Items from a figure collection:
--------------------------------

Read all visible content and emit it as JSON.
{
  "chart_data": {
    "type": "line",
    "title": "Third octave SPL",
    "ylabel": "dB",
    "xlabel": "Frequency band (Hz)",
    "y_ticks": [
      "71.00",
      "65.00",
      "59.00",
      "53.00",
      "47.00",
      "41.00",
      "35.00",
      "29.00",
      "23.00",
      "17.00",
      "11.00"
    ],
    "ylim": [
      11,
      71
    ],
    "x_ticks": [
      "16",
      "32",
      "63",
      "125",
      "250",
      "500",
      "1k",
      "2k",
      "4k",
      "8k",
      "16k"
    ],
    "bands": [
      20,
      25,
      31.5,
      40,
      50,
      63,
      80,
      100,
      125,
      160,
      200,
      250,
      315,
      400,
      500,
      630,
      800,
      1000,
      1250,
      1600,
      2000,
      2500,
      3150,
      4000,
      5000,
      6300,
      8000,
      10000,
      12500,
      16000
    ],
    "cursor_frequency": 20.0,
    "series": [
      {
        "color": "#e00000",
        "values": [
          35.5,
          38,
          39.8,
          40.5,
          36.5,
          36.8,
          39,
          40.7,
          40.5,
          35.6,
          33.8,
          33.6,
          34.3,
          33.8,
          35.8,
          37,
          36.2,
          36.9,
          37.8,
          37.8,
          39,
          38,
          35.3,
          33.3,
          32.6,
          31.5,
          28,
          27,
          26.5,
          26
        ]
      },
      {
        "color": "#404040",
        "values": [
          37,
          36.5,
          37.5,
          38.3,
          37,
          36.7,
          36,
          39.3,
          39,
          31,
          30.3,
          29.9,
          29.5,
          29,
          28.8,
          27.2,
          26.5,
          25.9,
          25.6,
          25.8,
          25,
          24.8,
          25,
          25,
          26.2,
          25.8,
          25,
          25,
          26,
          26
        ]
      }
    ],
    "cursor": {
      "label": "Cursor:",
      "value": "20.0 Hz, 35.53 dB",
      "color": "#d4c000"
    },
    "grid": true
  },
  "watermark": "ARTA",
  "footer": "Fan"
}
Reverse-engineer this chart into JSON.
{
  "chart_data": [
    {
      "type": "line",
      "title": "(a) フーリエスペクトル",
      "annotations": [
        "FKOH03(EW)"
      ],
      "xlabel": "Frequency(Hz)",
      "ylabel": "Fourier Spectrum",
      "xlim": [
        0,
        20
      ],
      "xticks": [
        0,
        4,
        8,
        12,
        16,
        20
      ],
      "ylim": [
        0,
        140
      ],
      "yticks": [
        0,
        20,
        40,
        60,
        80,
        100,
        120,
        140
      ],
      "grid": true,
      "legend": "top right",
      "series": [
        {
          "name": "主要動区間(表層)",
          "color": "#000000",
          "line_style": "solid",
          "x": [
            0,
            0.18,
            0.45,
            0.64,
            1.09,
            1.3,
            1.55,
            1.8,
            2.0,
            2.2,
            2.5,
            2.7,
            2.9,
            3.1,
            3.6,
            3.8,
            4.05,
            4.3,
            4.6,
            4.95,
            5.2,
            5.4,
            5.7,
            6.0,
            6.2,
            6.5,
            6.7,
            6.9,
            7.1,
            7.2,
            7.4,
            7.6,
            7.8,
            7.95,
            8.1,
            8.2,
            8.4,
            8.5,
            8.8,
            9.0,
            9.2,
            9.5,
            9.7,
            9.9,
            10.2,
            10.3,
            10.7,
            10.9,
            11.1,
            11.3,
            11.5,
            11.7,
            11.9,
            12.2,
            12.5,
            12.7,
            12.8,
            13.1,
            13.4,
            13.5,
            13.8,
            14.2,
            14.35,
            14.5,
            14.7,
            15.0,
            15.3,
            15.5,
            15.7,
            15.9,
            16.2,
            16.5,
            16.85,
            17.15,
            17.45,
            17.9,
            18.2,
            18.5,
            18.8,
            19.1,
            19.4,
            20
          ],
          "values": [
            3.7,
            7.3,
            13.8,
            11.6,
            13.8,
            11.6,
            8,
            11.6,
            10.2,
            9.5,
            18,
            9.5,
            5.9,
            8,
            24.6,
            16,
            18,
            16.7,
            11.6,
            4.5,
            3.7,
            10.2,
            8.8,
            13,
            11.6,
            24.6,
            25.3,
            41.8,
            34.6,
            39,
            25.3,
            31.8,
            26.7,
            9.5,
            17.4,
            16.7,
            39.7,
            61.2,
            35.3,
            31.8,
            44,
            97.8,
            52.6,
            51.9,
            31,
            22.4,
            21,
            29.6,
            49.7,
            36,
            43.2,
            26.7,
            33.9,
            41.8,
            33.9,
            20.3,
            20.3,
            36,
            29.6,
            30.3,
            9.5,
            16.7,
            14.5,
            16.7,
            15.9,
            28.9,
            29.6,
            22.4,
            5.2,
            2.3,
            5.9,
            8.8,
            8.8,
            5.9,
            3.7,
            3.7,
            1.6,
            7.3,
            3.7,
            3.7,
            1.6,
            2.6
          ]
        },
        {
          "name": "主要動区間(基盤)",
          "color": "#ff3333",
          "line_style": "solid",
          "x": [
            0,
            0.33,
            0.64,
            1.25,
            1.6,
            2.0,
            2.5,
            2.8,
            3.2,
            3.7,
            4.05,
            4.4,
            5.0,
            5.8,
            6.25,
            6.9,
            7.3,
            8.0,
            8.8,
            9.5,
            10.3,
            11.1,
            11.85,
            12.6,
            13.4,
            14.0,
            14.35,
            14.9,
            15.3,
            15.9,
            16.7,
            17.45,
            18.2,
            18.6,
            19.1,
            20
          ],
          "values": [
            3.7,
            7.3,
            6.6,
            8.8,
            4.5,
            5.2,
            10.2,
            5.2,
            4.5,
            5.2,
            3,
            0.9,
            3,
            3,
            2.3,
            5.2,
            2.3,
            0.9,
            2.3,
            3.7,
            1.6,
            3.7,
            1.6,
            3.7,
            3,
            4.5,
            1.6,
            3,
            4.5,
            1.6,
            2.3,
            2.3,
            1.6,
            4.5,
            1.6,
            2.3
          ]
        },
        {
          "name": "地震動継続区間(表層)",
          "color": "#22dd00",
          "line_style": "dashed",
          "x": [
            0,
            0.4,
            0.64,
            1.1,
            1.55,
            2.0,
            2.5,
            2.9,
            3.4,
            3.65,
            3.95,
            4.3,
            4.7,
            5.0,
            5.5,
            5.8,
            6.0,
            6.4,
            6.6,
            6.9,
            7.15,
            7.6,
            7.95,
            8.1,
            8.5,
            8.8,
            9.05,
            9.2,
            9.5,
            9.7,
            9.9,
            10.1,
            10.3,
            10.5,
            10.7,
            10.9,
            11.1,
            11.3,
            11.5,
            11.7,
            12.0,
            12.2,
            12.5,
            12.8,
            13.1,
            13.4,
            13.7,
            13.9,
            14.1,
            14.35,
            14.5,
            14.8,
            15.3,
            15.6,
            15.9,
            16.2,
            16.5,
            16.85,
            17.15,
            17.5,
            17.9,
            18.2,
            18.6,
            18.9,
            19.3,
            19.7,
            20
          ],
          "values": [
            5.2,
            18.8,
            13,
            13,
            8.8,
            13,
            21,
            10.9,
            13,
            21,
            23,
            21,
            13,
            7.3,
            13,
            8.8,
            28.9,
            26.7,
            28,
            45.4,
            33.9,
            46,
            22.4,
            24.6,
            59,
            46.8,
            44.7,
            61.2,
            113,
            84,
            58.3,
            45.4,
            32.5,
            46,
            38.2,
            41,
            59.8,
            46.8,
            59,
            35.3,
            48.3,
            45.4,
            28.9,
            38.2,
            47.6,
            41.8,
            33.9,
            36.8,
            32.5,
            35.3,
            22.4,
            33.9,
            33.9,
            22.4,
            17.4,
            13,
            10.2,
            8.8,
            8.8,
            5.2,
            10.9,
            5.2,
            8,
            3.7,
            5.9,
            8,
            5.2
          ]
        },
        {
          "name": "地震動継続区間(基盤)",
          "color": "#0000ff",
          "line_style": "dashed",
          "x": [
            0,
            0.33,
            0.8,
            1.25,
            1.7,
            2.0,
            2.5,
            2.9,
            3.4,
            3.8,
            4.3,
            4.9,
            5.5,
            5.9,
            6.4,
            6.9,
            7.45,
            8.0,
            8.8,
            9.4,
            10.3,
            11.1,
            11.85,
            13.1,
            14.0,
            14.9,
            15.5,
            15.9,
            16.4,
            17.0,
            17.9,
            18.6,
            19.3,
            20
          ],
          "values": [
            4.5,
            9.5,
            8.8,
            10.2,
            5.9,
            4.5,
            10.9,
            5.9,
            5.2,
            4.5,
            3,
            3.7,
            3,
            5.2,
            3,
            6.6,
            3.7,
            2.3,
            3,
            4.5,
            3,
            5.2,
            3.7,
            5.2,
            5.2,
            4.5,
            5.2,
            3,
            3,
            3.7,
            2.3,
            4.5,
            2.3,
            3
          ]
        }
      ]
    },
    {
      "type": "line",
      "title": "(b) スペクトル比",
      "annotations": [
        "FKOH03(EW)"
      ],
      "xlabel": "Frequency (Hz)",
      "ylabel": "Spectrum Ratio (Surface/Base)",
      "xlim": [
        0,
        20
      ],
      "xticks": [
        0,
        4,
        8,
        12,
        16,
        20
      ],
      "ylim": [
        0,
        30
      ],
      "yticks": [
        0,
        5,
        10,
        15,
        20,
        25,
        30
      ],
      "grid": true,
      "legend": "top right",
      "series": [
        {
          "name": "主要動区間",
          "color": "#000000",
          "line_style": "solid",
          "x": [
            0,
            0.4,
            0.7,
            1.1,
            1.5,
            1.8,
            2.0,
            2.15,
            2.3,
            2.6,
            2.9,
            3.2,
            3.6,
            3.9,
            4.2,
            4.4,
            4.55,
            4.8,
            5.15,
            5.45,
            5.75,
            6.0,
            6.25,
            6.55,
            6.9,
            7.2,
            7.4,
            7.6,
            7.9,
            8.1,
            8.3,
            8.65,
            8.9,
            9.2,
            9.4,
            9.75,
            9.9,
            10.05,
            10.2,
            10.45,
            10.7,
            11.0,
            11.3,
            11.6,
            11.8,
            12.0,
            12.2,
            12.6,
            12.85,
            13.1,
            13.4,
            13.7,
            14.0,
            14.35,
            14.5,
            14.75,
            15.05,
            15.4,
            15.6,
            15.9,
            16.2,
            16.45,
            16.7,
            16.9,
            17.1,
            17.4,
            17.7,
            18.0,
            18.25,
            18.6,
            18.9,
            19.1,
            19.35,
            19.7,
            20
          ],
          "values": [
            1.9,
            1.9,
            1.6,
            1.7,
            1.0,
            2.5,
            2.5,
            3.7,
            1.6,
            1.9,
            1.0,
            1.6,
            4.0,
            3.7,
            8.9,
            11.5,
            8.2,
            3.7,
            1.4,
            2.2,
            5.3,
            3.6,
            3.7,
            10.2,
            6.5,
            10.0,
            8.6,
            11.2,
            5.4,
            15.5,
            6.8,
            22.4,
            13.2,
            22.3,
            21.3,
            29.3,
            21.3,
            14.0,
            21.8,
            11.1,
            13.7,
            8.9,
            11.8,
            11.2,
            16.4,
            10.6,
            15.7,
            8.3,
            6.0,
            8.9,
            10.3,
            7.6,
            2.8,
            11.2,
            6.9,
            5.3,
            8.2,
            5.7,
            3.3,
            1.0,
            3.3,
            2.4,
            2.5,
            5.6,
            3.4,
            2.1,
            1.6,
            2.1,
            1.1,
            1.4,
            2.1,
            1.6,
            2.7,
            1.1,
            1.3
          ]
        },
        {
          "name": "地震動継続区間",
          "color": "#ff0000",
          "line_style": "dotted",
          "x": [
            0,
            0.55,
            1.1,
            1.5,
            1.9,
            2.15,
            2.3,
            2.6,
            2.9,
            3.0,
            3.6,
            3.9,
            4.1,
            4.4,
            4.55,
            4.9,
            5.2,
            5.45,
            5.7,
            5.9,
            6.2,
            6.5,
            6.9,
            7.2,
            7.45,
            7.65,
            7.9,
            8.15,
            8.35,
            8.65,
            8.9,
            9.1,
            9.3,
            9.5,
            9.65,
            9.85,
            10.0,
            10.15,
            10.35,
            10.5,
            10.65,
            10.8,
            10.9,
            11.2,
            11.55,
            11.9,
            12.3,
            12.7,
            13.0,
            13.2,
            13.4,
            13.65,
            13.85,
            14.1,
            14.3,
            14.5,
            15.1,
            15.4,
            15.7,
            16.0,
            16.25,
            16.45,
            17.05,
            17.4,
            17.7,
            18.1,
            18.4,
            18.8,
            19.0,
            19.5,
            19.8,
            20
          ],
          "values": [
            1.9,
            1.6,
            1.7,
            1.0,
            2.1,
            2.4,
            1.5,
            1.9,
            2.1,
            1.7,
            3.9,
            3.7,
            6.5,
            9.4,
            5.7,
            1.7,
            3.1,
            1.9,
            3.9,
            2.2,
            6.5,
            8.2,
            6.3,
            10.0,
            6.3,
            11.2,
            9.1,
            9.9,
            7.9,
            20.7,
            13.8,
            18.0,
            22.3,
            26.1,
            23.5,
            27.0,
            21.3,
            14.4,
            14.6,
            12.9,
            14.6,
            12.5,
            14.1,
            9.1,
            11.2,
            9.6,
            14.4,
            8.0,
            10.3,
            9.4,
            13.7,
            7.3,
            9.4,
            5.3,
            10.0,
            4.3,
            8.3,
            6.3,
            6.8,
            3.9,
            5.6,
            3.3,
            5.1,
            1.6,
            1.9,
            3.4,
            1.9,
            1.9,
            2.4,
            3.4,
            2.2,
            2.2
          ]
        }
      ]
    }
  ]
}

--------------------------------

Exercise: Say the number of lines in the listing that hold "color", with no added words.

Exercise solution: 9